• [Required task]: List each line of the data that holds the word "April".

• [Stored rows]:
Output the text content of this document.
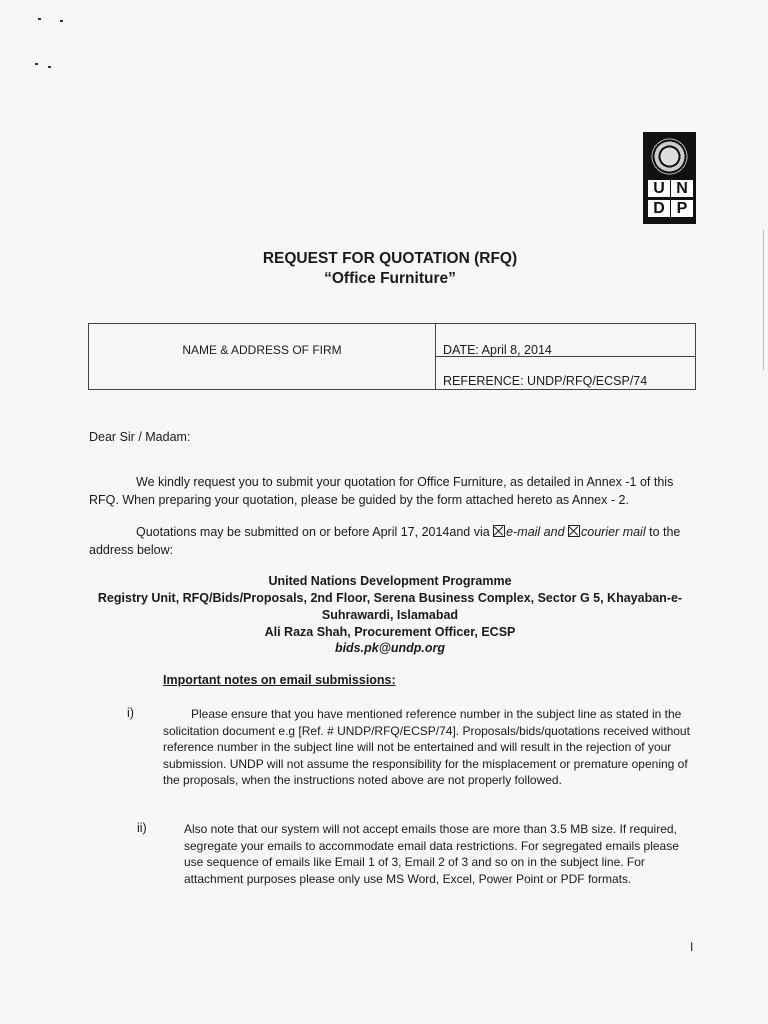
U N
D P
REQUEST FOR QUOTATION (RFQ)
“Office Furniture”
NAME & ADDRESS OF FIRM	DATE: April 8, 2014
REFERENCE: UNDP/RFQ/ECSP/74
Dear Sir / Madam:
We kindly request you to submit your quotation for Office Furniture, as detailed in Annex -1 of this RFQ. When preparing your quotation, please be guided by the form attached hereto as Annex - 2.
Quotations may be submitted on or before April 17, 2014and via e-mail and courier mail to the address below:
United Nations Development Programme
Registry Unit, RFQ/Bids/Proposals, 2nd Floor, Serena Business Complex, Sector G 5, Khayaban-e-
Suhrawardi, Islamabad
Ali Raza Shah, Procurement Officer, ECSP
bids.pk@undp.org
Important notes on email submissions:
i)	Please ensure that you have mentioned reference number in the subject line as stated in the solicitation document e.g [Ref. # UNDP/RFQ/ECSP/74]. Proposals/bids/quotations received without reference number in the subject line will not be entertained and will result in the rejection of your submission. UNDP will not assume the responsibility for the misplacement or premature opening of the proposals, when the instructions noted above are not properly followed.
ii)	Also note that our system will not accept emails those are more than 3.5 MB size. If required, segregate your emails to accommodate email data restrictions. For segregated emails please use sequence of emails like Email 1 of 3, Email 2 of 3 and so on in the subject line. For attachment purposes please only use MS Word, Excel, Power Point or PDF formats.
I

• [Written solution]:
NAME & ADDRESS OF FIRM	DATE: April 8, 2014
Quotations may be submitted on or before April 17, 2014and via e-mail and courier mail to the address below:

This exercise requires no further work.